▸ GIVEN INFORMATION

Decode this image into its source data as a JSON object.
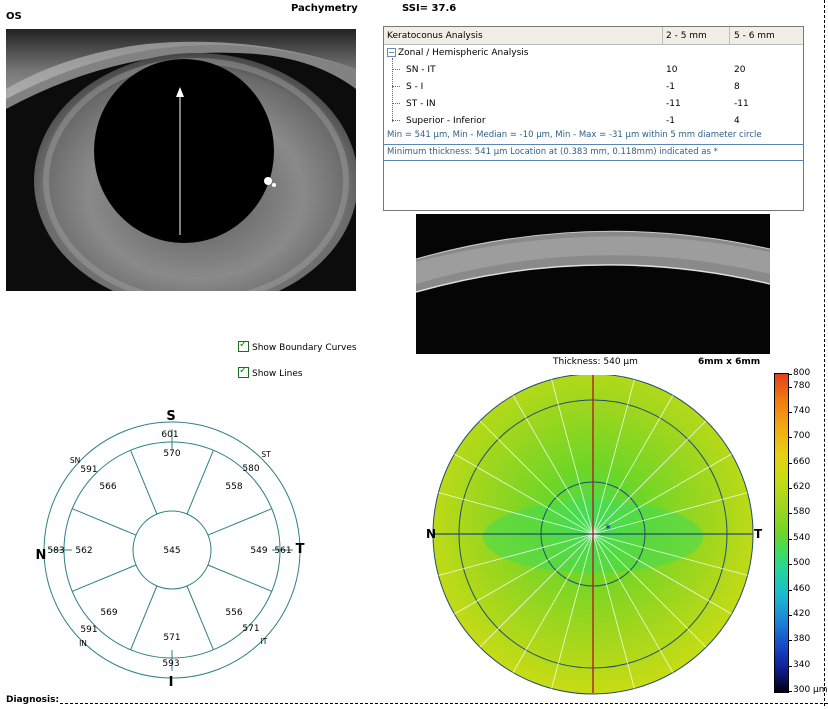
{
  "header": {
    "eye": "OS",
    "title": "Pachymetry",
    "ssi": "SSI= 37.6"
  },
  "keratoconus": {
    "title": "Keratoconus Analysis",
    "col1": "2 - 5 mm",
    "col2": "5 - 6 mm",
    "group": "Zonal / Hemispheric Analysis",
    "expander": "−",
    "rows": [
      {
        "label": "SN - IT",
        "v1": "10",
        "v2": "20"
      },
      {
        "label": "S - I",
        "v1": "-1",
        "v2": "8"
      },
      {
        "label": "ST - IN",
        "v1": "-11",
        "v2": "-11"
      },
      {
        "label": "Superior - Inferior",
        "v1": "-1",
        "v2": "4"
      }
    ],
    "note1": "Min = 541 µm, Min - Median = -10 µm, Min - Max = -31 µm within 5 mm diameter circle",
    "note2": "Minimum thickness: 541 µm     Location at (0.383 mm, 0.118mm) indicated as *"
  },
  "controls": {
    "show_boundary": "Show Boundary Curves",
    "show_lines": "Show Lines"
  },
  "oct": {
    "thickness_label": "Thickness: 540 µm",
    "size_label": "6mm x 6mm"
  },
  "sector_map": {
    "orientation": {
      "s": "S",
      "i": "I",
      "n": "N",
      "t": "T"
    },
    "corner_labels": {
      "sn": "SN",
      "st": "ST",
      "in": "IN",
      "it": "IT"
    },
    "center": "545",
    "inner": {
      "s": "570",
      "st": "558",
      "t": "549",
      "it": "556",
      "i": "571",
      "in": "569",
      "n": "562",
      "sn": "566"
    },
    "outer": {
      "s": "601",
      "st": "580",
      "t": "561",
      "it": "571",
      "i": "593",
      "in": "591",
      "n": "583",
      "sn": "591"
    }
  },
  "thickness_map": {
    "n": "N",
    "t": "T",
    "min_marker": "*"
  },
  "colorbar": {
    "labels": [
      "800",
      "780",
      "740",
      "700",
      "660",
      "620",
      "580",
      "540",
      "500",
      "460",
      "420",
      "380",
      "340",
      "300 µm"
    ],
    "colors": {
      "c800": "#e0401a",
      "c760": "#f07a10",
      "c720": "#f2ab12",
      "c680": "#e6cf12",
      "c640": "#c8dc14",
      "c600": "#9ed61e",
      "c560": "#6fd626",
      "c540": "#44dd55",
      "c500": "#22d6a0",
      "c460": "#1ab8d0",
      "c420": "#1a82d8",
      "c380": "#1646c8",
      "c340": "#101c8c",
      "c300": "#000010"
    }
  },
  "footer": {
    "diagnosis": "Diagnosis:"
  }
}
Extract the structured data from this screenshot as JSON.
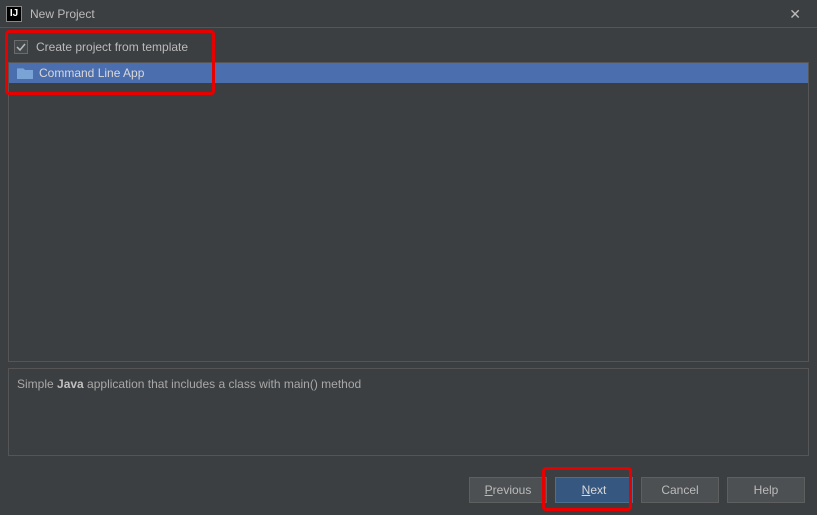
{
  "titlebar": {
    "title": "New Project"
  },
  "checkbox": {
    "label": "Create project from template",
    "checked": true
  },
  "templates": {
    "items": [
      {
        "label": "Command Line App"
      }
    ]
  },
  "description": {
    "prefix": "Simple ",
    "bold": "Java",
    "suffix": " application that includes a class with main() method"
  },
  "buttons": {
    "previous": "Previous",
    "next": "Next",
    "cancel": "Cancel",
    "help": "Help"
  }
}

▸ THE EXERCISE
How many lines of these entries contain the string "Show"? Reply with the number alone.

▸ SOLVED PROBLEM
2